→ PROVIDED RECORDS
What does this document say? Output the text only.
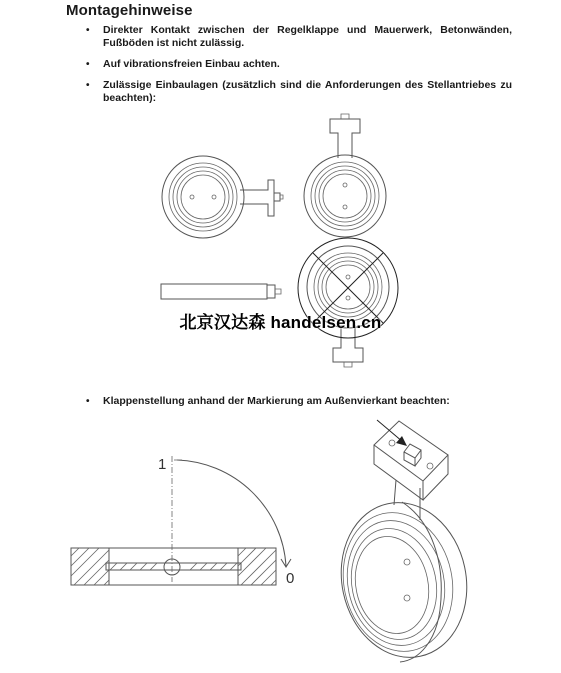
Montagehinweise
• Direkter Kontakt zwischen der Regelklappe und Mauerwerk, Betonwänden, Fußböden ist nicht zulässig.
• Auf vibrationsfreien Einbau achten.
• Zulässige Einbaulagen (zusätzlich sind die Anforderungen des Stellantriebes zu beachten):
1
0
北京汉达森 handelsen.cn
• Klappenstellung anhand der Markierung am Außenvierkant beachten:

→ PROBLEM DESCRIPTION
Reproduce every line from the entries that holds the word "beachten".

→ RESULT OF THE EXERCISE
• Zulässige Einbaulagen (zusätzlich sind die Anforderungen des Stellantriebes zu beachten):
• Klappenstellung anhand der Markierung am Außenvierkant beachten:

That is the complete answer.